**** EXCERPTED RECORDS ****

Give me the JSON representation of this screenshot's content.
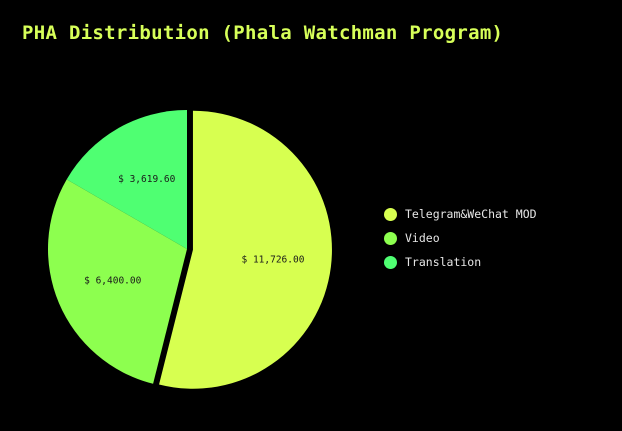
{
  "chart_data": {
    "type": "pie",
    "title": "PHA Distribution (Phala Watchman Program)",
    "categories": [
      "Telegram&WeChat MOD",
      "Video",
      "Translation"
    ],
    "values": [
      11726.0,
      6400.0,
      3619.6
    ],
    "value_labels": [
      "$ 11,726.00",
      "$ 6,400.00",
      "$ 3,619.60"
    ],
    "colors": [
      "#d7ff50",
      "#8dff4f",
      "#4fff72"
    ],
    "exploded_slice": "Telegram&WeChat MOD",
    "legend_position": "right",
    "background": "#000000",
    "title_color": "#d7ff59"
  }
}
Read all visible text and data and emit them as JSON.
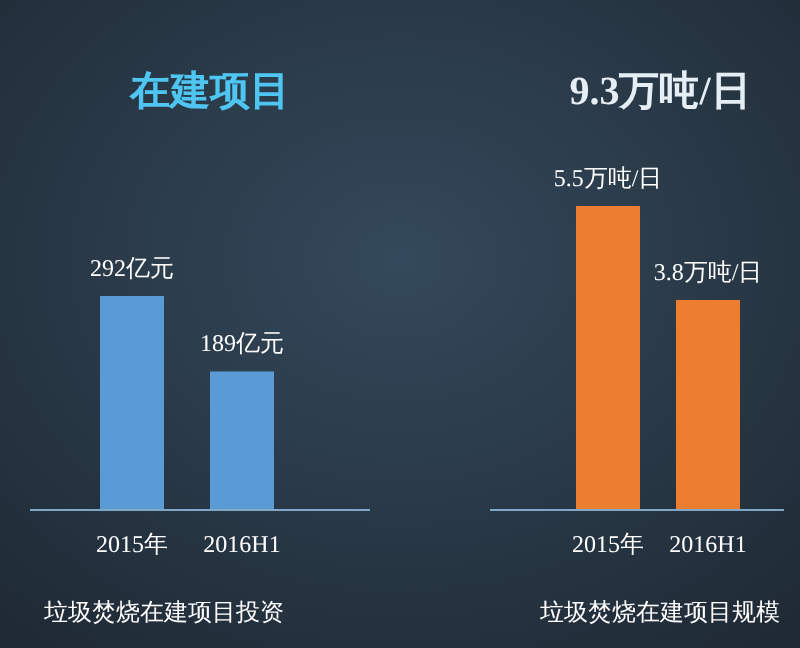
{
  "chart_data": [
    {
      "type": "bar",
      "title": "在建项目",
      "categories": [
        "2015年",
        "2016H1"
      ],
      "values": [
        292,
        189
      ],
      "value_labels": [
        "292亿元",
        "189亿元"
      ],
      "color": "#5b9bd5",
      "annotations": [
        "垃圾焚烧在建项目投资"
      ]
    },
    {
      "type": "bar",
      "title": "9.3万吨/日",
      "categories": [
        "2015年",
        "2016H1"
      ],
      "values": [
        5.5,
        3.8
      ],
      "value_labels": [
        "5.5万吨/日",
        "3.8万吨/日"
      ],
      "color": "#ed7d31",
      "annotations": [
        "垃圾焚烧在建项目规模"
      ]
    }
  ]
}
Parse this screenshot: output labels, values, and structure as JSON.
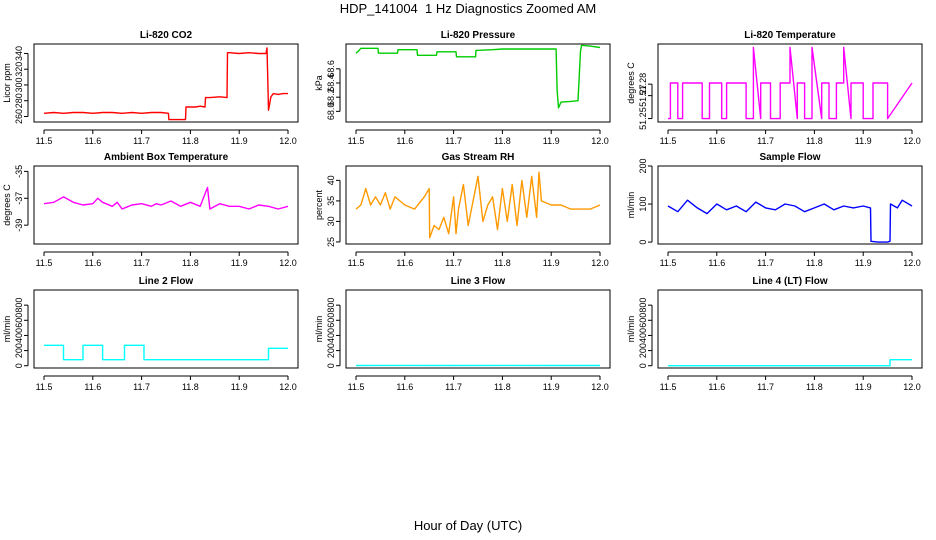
{
  "figure": {
    "title": "HDP_141004  1 Hz Diagnostics Zoomed AM",
    "xcaption": "Hour of Day (UTC)"
  },
  "chart_data": [
    {
      "type": "line",
      "title": "Li-820 CO2",
      "ylabel": "Licor ppm",
      "color": "#ff0000",
      "xlim": [
        11.5,
        12.0
      ],
      "ylim": [
        253,
        352
      ],
      "xticks": [
        "11.5",
        "11.6",
        "11.7",
        "11.8",
        "11.9",
        "12.0"
      ],
      "yticks": [
        {
          "v": 260,
          "label": "260"
        },
        {
          "v": 280,
          "label": "280"
        },
        {
          "v": 300,
          "label": "300"
        },
        {
          "v": 320,
          "label": "320"
        },
        {
          "v": 340,
          "label": "340"
        }
      ],
      "x": [
        11.5,
        11.52,
        11.54,
        11.56,
        11.58,
        11.6,
        11.62,
        11.64,
        11.66,
        11.68,
        11.7,
        11.72,
        11.74,
        11.755,
        11.756,
        11.765,
        11.78,
        11.79,
        11.791,
        11.8,
        11.81,
        11.82,
        11.83,
        11.831,
        11.84,
        11.86,
        11.875,
        11.876,
        11.88,
        11.9,
        11.92,
        11.94,
        11.955,
        11.957,
        11.959,
        11.96,
        11.965,
        11.97,
        11.98,
        11.99,
        12.0
      ],
      "y": [
        264,
        265,
        264,
        265,
        265,
        264,
        265,
        265,
        264,
        265,
        264,
        265,
        265,
        264,
        256,
        256,
        256,
        256,
        272,
        272,
        272,
        273,
        272,
        284,
        284,
        285,
        284,
        341,
        341,
        340,
        341,
        340,
        340,
        347,
        295,
        268,
        285,
        289,
        288,
        289,
        289
      ]
    },
    {
      "type": "line",
      "title": "Li-820 Pressure",
      "ylabel": "kPa",
      "color": "#00cc00",
      "xlim": [
        11.5,
        12.0
      ],
      "ylim": [
        67.85,
        68.95
      ],
      "xticks": [
        "11.5",
        "11.6",
        "11.7",
        "11.8",
        "11.9",
        "12.0"
      ],
      "yticks": [
        {
          "v": 68.0,
          "label": "68.0"
        },
        {
          "v": 68.2,
          "label": "68.2"
        },
        {
          "v": 68.4,
          "label": "68.4"
        },
        {
          "v": 68.6,
          "label": "68.6"
        }
      ],
      "x": [
        11.5,
        11.505,
        11.51,
        11.53,
        11.545,
        11.546,
        11.57,
        11.585,
        11.586,
        11.6,
        11.625,
        11.626,
        11.65,
        11.665,
        11.666,
        11.69,
        11.705,
        11.706,
        11.74,
        11.745,
        11.746,
        11.78,
        11.8,
        11.82,
        11.84,
        11.86,
        11.88,
        11.9,
        11.91,
        11.912,
        11.915,
        11.92,
        11.94,
        11.955,
        11.96,
        11.962,
        11.965,
        11.98,
        12.0
      ],
      "y": [
        68.82,
        68.85,
        68.89,
        68.89,
        68.89,
        68.82,
        68.82,
        68.82,
        68.87,
        68.87,
        68.87,
        68.79,
        68.79,
        68.79,
        68.84,
        68.84,
        68.84,
        68.77,
        68.77,
        68.77,
        68.86,
        68.87,
        68.88,
        68.88,
        68.88,
        68.88,
        68.88,
        68.88,
        68.88,
        68.3,
        68.05,
        68.13,
        68.14,
        68.15,
        68.85,
        68.93,
        68.93,
        68.92,
        68.9
      ]
    },
    {
      "type": "line",
      "title": "Li-820 Temperature",
      "ylabel": "degrees C",
      "color": "#ff00ff",
      "xlim": [
        11.5,
        12.0
      ],
      "ylim": [
        51.247,
        51.315
      ],
      "xticks": [
        "11.5",
        "11.6",
        "11.7",
        "11.8",
        "11.9",
        "12.0"
      ],
      "yticks": [
        {
          "v": 51.25,
          "label": "51.25"
        },
        {
          "v": 51.27,
          "label": "51.27"
        },
        {
          "v": 51.28,
          "label": "51.28"
        }
      ],
      "x": [
        11.5,
        11.505,
        11.505,
        11.52,
        11.52,
        11.53,
        11.53,
        11.57,
        11.57,
        11.585,
        11.585,
        11.61,
        11.61,
        11.62,
        11.62,
        11.66,
        11.66,
        11.675,
        11.675,
        11.69,
        11.69,
        11.71,
        11.71,
        11.73,
        11.73,
        11.75,
        11.75,
        11.765,
        11.765,
        11.78,
        11.78,
        11.795,
        11.795,
        11.815,
        11.815,
        11.83,
        11.83,
        11.845,
        11.845,
        11.86,
        11.86,
        11.875,
        11.875,
        11.9,
        11.9,
        11.92,
        11.92,
        11.95,
        11.95,
        12.0
      ],
      "y": [
        51.25,
        51.25,
        51.281,
        51.281,
        51.25,
        51.25,
        51.281,
        51.281,
        51.25,
        51.25,
        51.281,
        51.281,
        51.25,
        51.25,
        51.281,
        51.281,
        51.25,
        51.25,
        51.312,
        51.25,
        51.281,
        51.281,
        51.25,
        51.25,
        51.281,
        51.281,
        51.312,
        51.25,
        51.281,
        51.281,
        51.25,
        51.25,
        51.312,
        51.25,
        51.281,
        51.281,
        51.25,
        51.25,
        51.281,
        51.281,
        51.312,
        51.25,
        51.281,
        51.281,
        51.25,
        51.25,
        51.281,
        51.281,
        51.25,
        51.281
      ]
    },
    {
      "type": "line",
      "title": "Ambient Box Temperature",
      "ylabel": "degrees C",
      "color": "#ff00ff",
      "xlim": [
        11.5,
        12.0
      ],
      "ylim": [
        -40.4,
        -34.6
      ],
      "xticks": [
        "11.5",
        "11.6",
        "11.7",
        "11.8",
        "11.9",
        "12.0"
      ],
      "yticks": [
        {
          "v": -39,
          "label": "-39"
        },
        {
          "v": -37,
          "label": "-37"
        },
        {
          "v": -35,
          "label": "-35"
        }
      ],
      "x": [
        11.5,
        11.52,
        11.54,
        11.56,
        11.58,
        11.6,
        11.61,
        11.62,
        11.64,
        11.65,
        11.66,
        11.68,
        11.7,
        11.72,
        11.73,
        11.74,
        11.76,
        11.78,
        11.8,
        11.82,
        11.835,
        11.84,
        11.86,
        11.88,
        11.9,
        11.92,
        11.94,
        11.96,
        11.98,
        12.0
      ],
      "y": [
        -37.4,
        -37.3,
        -36.9,
        -37.3,
        -37.5,
        -37.4,
        -37.0,
        -37.3,
        -37.6,
        -37.3,
        -37.8,
        -37.5,
        -37.4,
        -37.6,
        -37.4,
        -37.5,
        -37.2,
        -37.6,
        -37.3,
        -37.6,
        -36.2,
        -37.8,
        -37.4,
        -37.6,
        -37.6,
        -37.8,
        -37.5,
        -37.6,
        -37.8,
        -37.6
      ]
    },
    {
      "type": "line",
      "title": "Gas Stream RH",
      "ylabel": "percent",
      "color": "#ff9900",
      "xlim": [
        11.5,
        12.0
      ],
      "ylim": [
        24.5,
        43.5
      ],
      "xticks": [
        "11.5",
        "11.6",
        "11.7",
        "11.8",
        "11.9",
        "12.0"
      ],
      "yticks": [
        {
          "v": 25,
          "label": "25"
        },
        {
          "v": 30,
          "label": "30"
        },
        {
          "v": 35,
          "label": "35"
        },
        {
          "v": 40,
          "label": "40"
        }
      ],
      "x": [
        11.5,
        11.51,
        11.52,
        11.53,
        11.54,
        11.55,
        11.56,
        11.57,
        11.58,
        11.6,
        11.62,
        11.64,
        11.65,
        11.651,
        11.66,
        11.67,
        11.68,
        11.69,
        11.7,
        11.705,
        11.71,
        11.72,
        11.73,
        11.74,
        11.75,
        11.76,
        11.77,
        11.78,
        11.79,
        11.8,
        11.81,
        11.82,
        11.83,
        11.84,
        11.85,
        11.86,
        11.87,
        11.875,
        11.88,
        11.9,
        11.92,
        11.94,
        11.96,
        11.98,
        12.0
      ],
      "y": [
        33,
        34,
        38,
        34,
        36,
        34,
        37,
        33,
        36,
        34,
        33,
        36,
        38,
        26,
        29,
        28,
        31,
        27,
        36,
        27,
        33,
        39,
        29,
        35,
        41,
        30,
        34,
        36,
        28,
        38,
        30,
        39,
        29,
        40,
        31,
        41,
        31,
        42,
        35,
        34,
        34,
        33,
        33,
        33,
        34
      ]
    },
    {
      "type": "line",
      "title": "Sample Flow",
      "ylabel": "ml/min",
      "color": "#0000ff",
      "xlim": [
        11.5,
        12.0
      ],
      "ylim": [
        -5,
        200
      ],
      "xticks": [
        "11.5",
        "11.6",
        "11.7",
        "11.8",
        "11.9",
        "12.0"
      ],
      "yticks": [
        {
          "v": 0,
          "label": "0"
        },
        {
          "v": 100,
          "label": "100"
        },
        {
          "v": 200,
          "label": "200"
        }
      ],
      "x": [
        11.5,
        11.52,
        11.54,
        11.56,
        11.58,
        11.6,
        11.62,
        11.64,
        11.66,
        11.68,
        11.7,
        11.72,
        11.74,
        11.76,
        11.78,
        11.8,
        11.82,
        11.84,
        11.86,
        11.88,
        11.9,
        11.915,
        11.916,
        11.93,
        11.95,
        11.955,
        11.956,
        11.97,
        11.98,
        12.0
      ],
      "y": [
        95,
        80,
        110,
        90,
        75,
        100,
        85,
        95,
        80,
        105,
        90,
        85,
        100,
        95,
        80,
        90,
        100,
        85,
        95,
        90,
        95,
        90,
        2,
        0,
        0,
        2,
        100,
        90,
        110,
        95
      ]
    },
    {
      "type": "line",
      "title": "Line 2 Flow",
      "ylabel": "ml/min",
      "color": "#00ffff",
      "xlim": [
        11.5,
        12.0
      ],
      "ylim": [
        -30,
        1000
      ],
      "xticks": [
        "11.5",
        "11.6",
        "11.7",
        "11.8",
        "11.9",
        "12.0"
      ],
      "yticks": [
        {
          "v": 0,
          "label": "0"
        },
        {
          "v": 200,
          "label": "200"
        },
        {
          "v": 400,
          "label": "400"
        },
        {
          "v": 600,
          "label": "600"
        },
        {
          "v": 800,
          "label": "800"
        }
      ],
      "x": [
        11.5,
        11.54,
        11.54,
        11.58,
        11.58,
        11.62,
        11.62,
        11.665,
        11.665,
        11.705,
        11.705,
        11.96,
        11.96,
        12.0
      ],
      "y": [
        270,
        270,
        80,
        80,
        270,
        270,
        80,
        80,
        270,
        270,
        80,
        80,
        230,
        230
      ]
    },
    {
      "type": "line",
      "title": "Line 3 Flow",
      "ylabel": "ml/min",
      "color": "#00ffff",
      "xlim": [
        11.5,
        12.0
      ],
      "ylim": [
        -30,
        1000
      ],
      "xticks": [
        "11.5",
        "11.6",
        "11.7",
        "11.8",
        "11.9",
        "12.0"
      ],
      "yticks": [
        {
          "v": 0,
          "label": "0"
        },
        {
          "v": 200,
          "label": "200"
        },
        {
          "v": 400,
          "label": "400"
        },
        {
          "v": 600,
          "label": "600"
        },
        {
          "v": 800,
          "label": "800"
        }
      ],
      "x": [
        11.5,
        11.6,
        11.7,
        11.8,
        11.9,
        12.0
      ],
      "y": [
        3,
        4,
        3,
        4,
        3,
        3
      ]
    },
    {
      "type": "line",
      "title": "Line 4 (LT) Flow",
      "ylabel": "ml/min",
      "color": "#00ffff",
      "xlim": [
        11.5,
        12.0
      ],
      "ylim": [
        -30,
        1000
      ],
      "xticks": [
        "11.5",
        "11.6",
        "11.7",
        "11.8",
        "11.9",
        "12.0"
      ],
      "yticks": [
        {
          "v": 0,
          "label": "0"
        },
        {
          "v": 200,
          "label": "200"
        },
        {
          "v": 400,
          "label": "400"
        },
        {
          "v": 600,
          "label": "600"
        },
        {
          "v": 800,
          "label": "800"
        }
      ],
      "x": [
        11.5,
        11.955,
        11.955,
        12.0
      ],
      "y": [
        0,
        0,
        80,
        80
      ]
    }
  ]
}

****

-- EXERCISE REQUIREMENTS --
What is the number of lines in the listing that include the word "values"? Give that number and nothing else.

-- EXERCISE OUTPUT --
4